### REQUEST
Every record must appear in your copy exactly as written, with no pictures.

Stored records

+-------+

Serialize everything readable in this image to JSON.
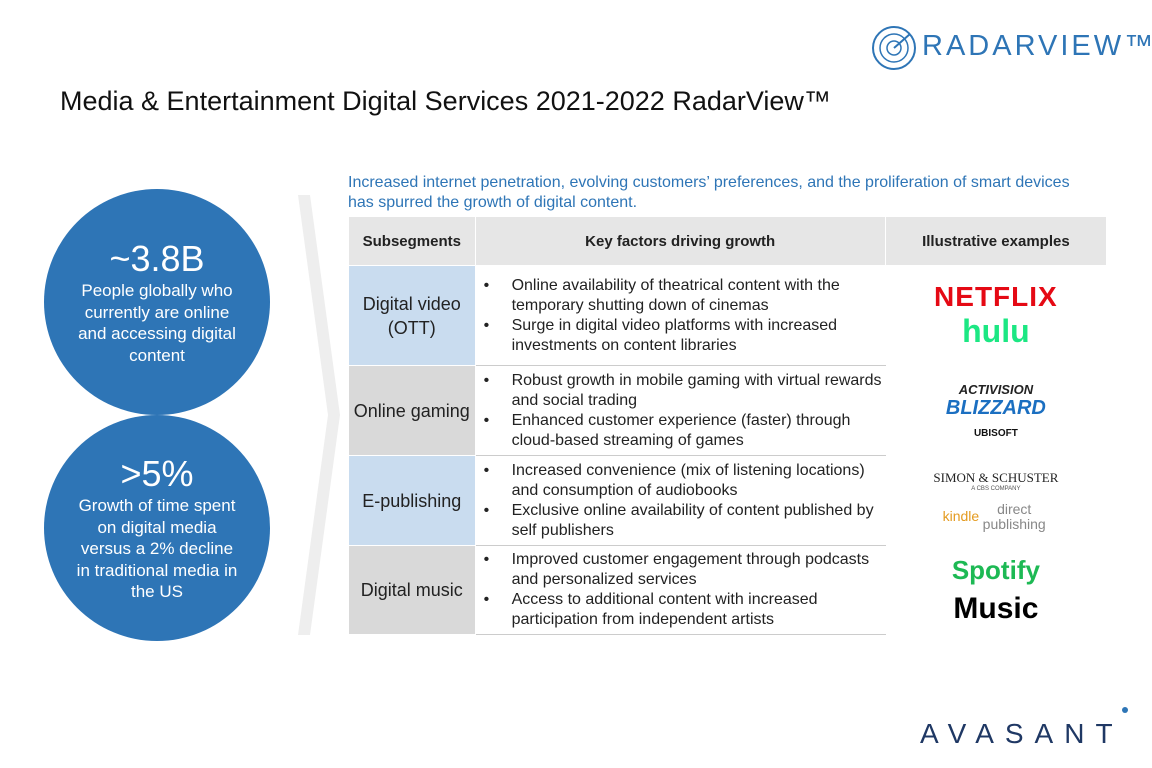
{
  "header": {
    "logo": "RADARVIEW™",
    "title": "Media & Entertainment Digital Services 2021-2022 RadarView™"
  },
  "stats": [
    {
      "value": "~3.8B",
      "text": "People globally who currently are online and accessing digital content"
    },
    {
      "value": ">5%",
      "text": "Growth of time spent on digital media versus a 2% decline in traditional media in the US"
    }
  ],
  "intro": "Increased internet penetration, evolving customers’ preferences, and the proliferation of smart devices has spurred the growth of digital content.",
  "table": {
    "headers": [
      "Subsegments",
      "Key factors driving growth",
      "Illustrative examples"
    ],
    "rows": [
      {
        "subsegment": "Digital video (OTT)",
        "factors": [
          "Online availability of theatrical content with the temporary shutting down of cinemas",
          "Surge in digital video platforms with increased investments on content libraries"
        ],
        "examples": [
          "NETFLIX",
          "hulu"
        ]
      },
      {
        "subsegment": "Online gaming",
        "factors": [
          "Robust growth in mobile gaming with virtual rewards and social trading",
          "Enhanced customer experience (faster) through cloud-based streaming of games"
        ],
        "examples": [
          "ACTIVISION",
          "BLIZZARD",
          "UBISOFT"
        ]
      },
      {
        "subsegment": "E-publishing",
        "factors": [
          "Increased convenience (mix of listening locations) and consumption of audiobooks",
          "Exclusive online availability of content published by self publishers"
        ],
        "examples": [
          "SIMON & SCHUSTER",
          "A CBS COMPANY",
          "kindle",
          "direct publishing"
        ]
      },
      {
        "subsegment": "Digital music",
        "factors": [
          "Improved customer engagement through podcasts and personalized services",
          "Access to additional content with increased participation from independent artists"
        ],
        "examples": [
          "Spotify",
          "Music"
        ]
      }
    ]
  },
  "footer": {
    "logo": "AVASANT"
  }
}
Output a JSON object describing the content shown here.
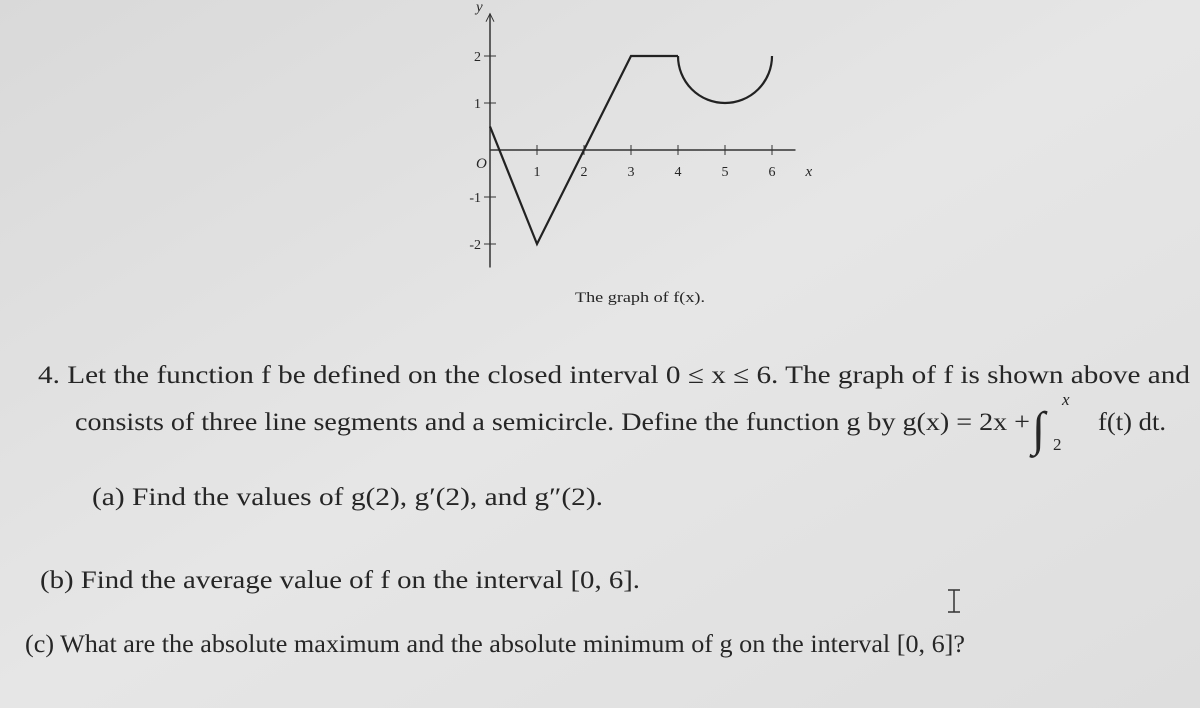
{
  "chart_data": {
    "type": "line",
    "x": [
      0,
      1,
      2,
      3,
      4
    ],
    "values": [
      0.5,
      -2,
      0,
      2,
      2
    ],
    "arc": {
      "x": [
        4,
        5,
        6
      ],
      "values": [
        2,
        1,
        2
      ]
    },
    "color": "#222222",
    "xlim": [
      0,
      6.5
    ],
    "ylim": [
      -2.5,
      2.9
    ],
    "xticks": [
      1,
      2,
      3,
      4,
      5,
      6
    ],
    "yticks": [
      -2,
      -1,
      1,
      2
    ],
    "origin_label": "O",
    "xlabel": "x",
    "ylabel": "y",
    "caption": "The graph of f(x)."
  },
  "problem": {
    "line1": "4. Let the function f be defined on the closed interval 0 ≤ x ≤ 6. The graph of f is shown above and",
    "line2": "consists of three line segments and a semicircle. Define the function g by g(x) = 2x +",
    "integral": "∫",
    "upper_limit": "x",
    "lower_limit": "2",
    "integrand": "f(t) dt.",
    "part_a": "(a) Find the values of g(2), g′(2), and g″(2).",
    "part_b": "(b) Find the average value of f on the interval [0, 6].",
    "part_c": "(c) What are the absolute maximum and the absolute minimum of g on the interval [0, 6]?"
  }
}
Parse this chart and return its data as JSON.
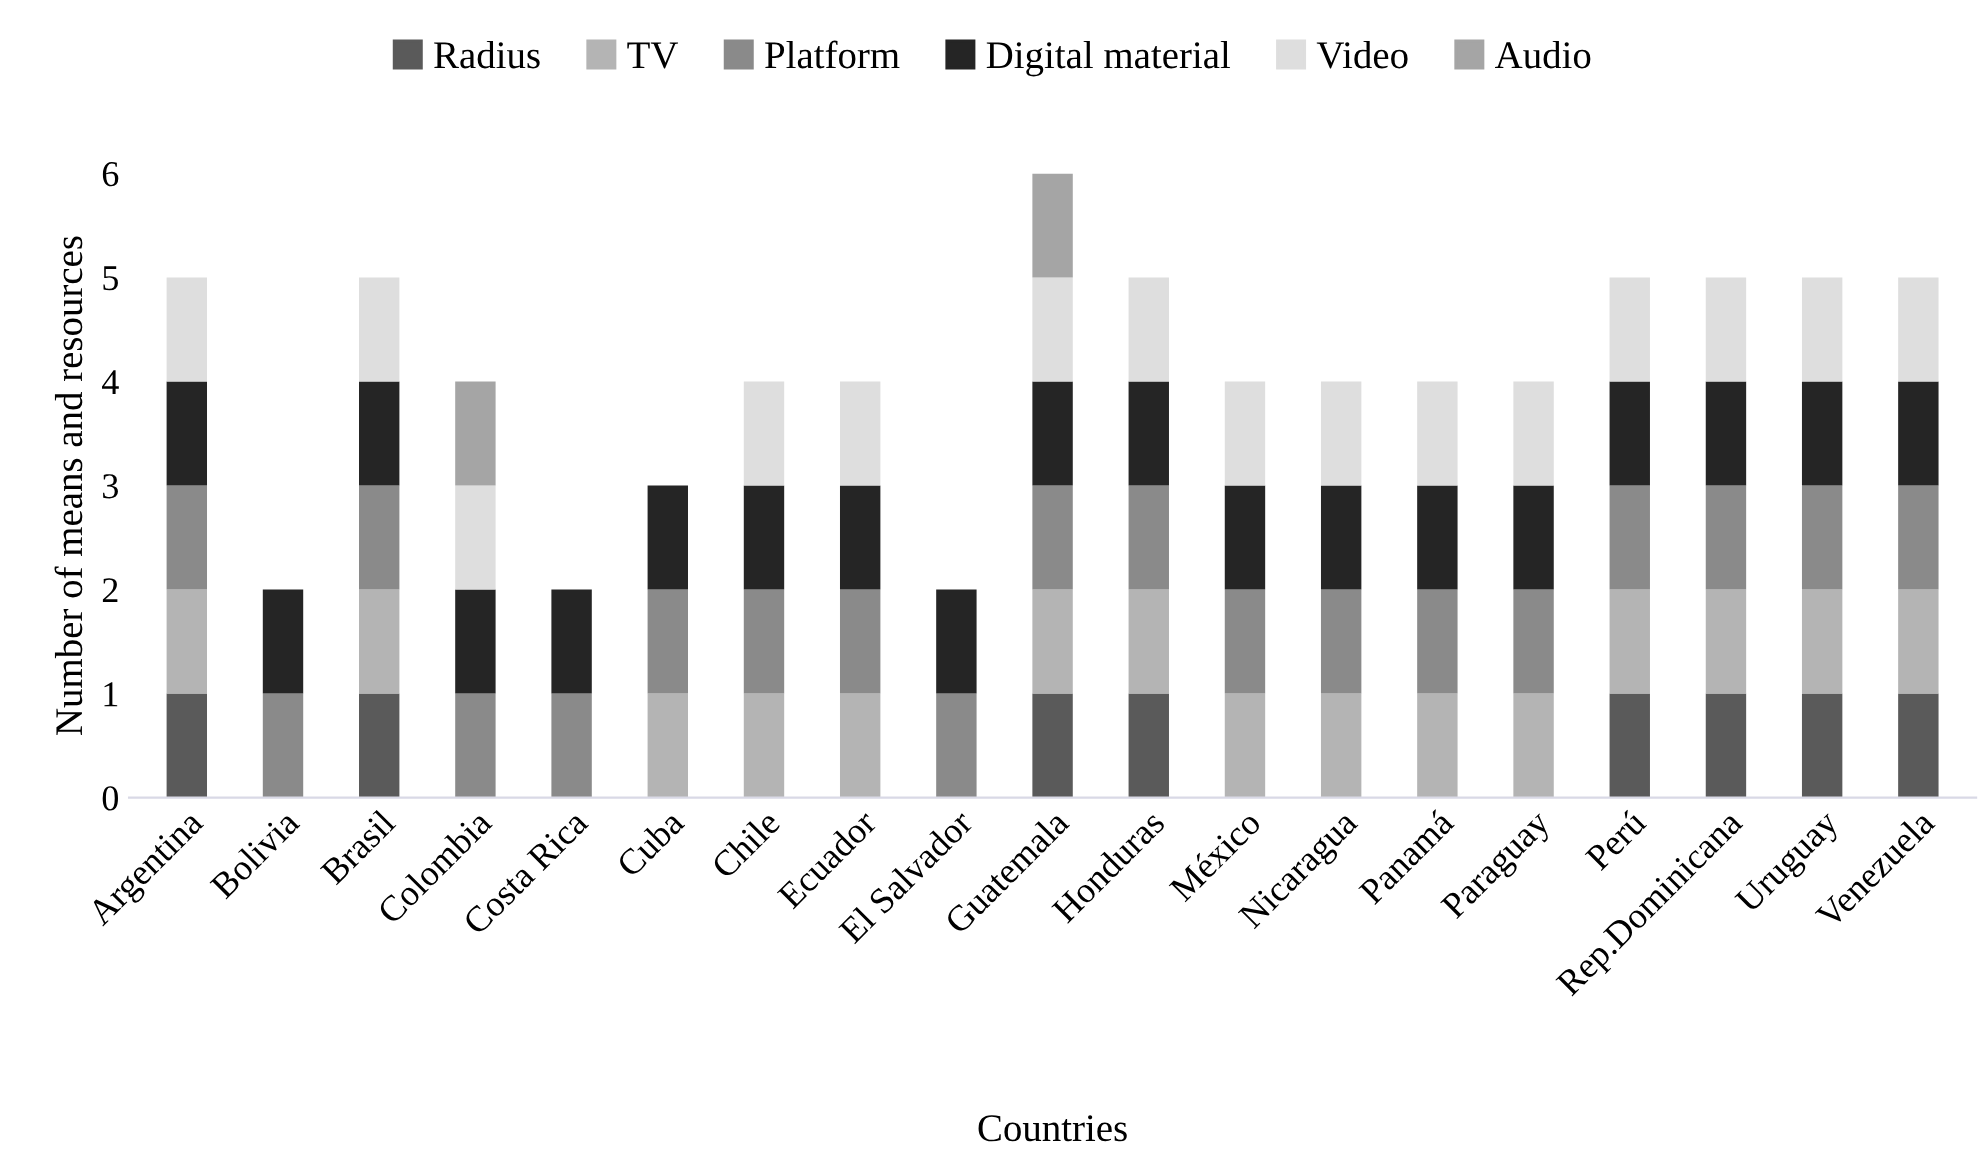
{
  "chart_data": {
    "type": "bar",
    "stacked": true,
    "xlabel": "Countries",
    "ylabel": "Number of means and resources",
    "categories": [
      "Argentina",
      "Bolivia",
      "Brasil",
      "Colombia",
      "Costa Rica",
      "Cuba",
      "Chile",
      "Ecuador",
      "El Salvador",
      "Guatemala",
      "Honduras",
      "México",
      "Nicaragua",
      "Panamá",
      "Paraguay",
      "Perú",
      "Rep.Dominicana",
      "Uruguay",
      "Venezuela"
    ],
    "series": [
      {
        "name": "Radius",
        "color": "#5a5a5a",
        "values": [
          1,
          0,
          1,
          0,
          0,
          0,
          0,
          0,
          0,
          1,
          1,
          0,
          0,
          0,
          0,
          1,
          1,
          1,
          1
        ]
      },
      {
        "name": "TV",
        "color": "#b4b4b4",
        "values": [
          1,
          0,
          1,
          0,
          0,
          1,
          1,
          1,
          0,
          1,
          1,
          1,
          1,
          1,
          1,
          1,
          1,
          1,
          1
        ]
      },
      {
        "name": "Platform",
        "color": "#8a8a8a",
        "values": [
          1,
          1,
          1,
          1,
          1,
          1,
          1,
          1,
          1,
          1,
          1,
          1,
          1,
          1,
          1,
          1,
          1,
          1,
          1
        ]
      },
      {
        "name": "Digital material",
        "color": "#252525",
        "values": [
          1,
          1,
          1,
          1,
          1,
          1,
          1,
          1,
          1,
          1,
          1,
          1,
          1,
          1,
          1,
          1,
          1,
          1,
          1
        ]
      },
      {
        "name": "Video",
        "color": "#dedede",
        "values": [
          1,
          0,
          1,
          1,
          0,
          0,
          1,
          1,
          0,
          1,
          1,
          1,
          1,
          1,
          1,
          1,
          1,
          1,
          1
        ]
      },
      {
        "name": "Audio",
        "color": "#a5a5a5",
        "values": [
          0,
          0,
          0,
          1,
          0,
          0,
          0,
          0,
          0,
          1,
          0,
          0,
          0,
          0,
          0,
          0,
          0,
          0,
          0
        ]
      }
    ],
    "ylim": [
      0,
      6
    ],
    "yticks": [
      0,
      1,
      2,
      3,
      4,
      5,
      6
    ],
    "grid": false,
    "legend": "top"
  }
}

+-------+

### RESULT OF THE EXERCISE
Serialize everything readable in this image to JSON.
{
  "header": {
    "logo": "RADARVIEW™",
    "title": "Media & Entertainment Digital Services 2021-2022 RadarView™"
  },
  "stats": [
    {
      "value": "~3.8B",
      "text": "People globally who currently are online and accessing digital content"
    },
    {
      "value": ">5%",
      "text": "Growth of time spent on digital media versus a 2% decline in traditional media in the US"
    }
  ],
  "intro": "Increased internet penetration, evolving customers’ preferences, and the proliferation of smart devices has spurred the growth of digital content.",
  "table": {
    "headers": [
      "Subsegments",
      "Key factors driving growth",
      "Illustrative examples"
    ],
    "rows": [
      {
        "subsegment": "Digital video (OTT)",
        "factors": [
          "Online availability of theatrical content with the temporary shutting down of cinemas",
          "Surge in digital video platforms with increased investments on content libraries"
        ],
        "examples": [
          "NETFLIX",
          "hulu"
        ]
      },
      {
        "subsegment": "Online gaming",
        "factors": [
          "Robust growth in mobile gaming with virtual rewards and social trading",
          "Enhanced customer experience (faster) through cloud-based streaming of games"
        ],
        "examples": [
          "ACTIVISION",
          "BLIZZARD",
          "UBISOFT"
        ]
      },
      {
        "subsegment": "E-publishing",
        "factors": [
          "Increased convenience (mix of listening locations) and consumption of audiobooks",
          "Exclusive online availability of content published by self publishers"
        ],
        "examples": [
          "SIMON & SCHUSTER",
          "A CBS COMPANY",
          "kindle",
          "direct publishing"
        ]
      },
      {
        "subsegment": "Digital music",
        "factors": [
          "Improved customer engagement through podcasts and personalized services",
          "Access to additional content with increased participation from independent artists"
        ],
        "examples": [
          "Spotify",
          "Music"
        ]
      }
    ]
  },
  "footer": {
    "logo": "AVASANT"
  }
}
Output a JSON object describing the content shown here.
{
  "chart_data": {
    "type": "line",
    "x": [
      0,
      1,
      2,
      3,
      4
    ],
    "values": [
      0.5,
      -2,
      0,
      2,
      2
    ],
    "arc": {
      "x": [
        4,
        5,
        6
      ],
      "values": [
        2,
        1,
        2
      ]
    },
    "color": "#222222",
    "xlim": [
      0,
      6.5
    ],
    "ylim": [
      -2.5,
      2.9
    ],
    "xticks": [
      1,
      2,
      3,
      4,
      5,
      6
    ],
    "yticks": [
      -2,
      -1,
      1,
      2
    ],
    "origin_label": "O",
    "xlabel": "x",
    "ylabel": "y",
    "caption": "The graph of f(x)."
  },
  "problem": {
    "line1": "4. Let the function f be defined on the closed interval 0 ≤ x ≤ 6. The graph of f is shown above and",
    "line2": "consists of three line segments and a semicircle. Define the function g by g(x) = 2x +",
    "integral": "∫",
    "upper_limit": "x",
    "lower_limit": "2",
    "integrand": "f(t) dt.",
    "part_a": "(a) Find the values of g(2), g′(2), and g″(2).",
    "part_b": "(b) Find the average value of f on the interval [0, 6].",
    "part_c": "(c) What are the absolute maximum and the absolute minimum of g on the interval [0, 6]?"
  }
}
Parse this chart and return its data as JSON.
{
  "chart_data": {
    "type": "bar",
    "stacked": true,
    "xlabel": "Countries",
    "ylabel": "Number of means and resources",
    "categories": [
      "Argentina",
      "Bolivia",
      "Brasil",
      "Colombia",
      "Costa Rica",
      "Cuba",
      "Chile",
      "Ecuador",
      "El Salvador",
      "Guatemala",
      "Honduras",
      "México",
      "Nicaragua",
      "Panamá",
      "Paraguay",
      "Perú",
      "Rep.Dominicana",
      "Uruguay",
      "Venezuela"
    ],
    "series": [
      {
        "name": "Radius",
        "color": "#5a5a5a",
        "values": [
          1,
          0,
          1,
          0,
          0,
          0,
          0,
          0,
          0,
          1,
          1,
          0,
          0,
          0,
          0,
          1,
          1,
          1,
          1
        ]
      },
      {
        "name": "TV",
        "color": "#b4b4b4",
        "values": [
          1,
          0,
          1,
          0,
          0,
          1,
          1,
          1,
          0,
          1,
          1,
          1,
          1,
          1,
          1,
          1,
          1,
          1,
          1
        ]
      },
      {
        "name": "Platform",
        "color": "#8a8a8a",
        "values": [
          1,
          1,
          1,
          1,
          1,
          1,
          1,
          1,
          1,
          1,
          1,
          1,
          1,
          1,
          1,
          1,
          1,
          1,
          1
        ]
      },
      {
        "name": "Digital material",
        "color": "#252525",
        "values": [
          1,
          1,
          1,
          1,
          1,
          1,
          1,
          1,
          1,
          1,
          1,
          1,
          1,
          1,
          1,
          1,
          1,
          1,
          1
        ]
      },
      {
        "name": "Video",
        "color": "#dedede",
        "values": [
          1,
          0,
          1,
          1,
          0,
          0,
          1,
          1,
          0,
          1,
          1,
          1,
          1,
          1,
          1,
          1,
          1,
          1,
          1
        ]
      },
      {
        "name": "Audio",
        "color": "#a5a5a5",
        "values": [
          0,
          0,
          0,
          1,
          0,
          0,
          0,
          0,
          0,
          1,
          0,
          0,
          0,
          0,
          0,
          0,
          0,
          0,
          0
        ]
      }
    ],
    "ylim": [
      0,
      6
    ],
    "yticks": [
      0,
      1,
      2,
      3,
      4,
      5,
      6
    ],
    "grid": false,
    "legend": "top"
  }
}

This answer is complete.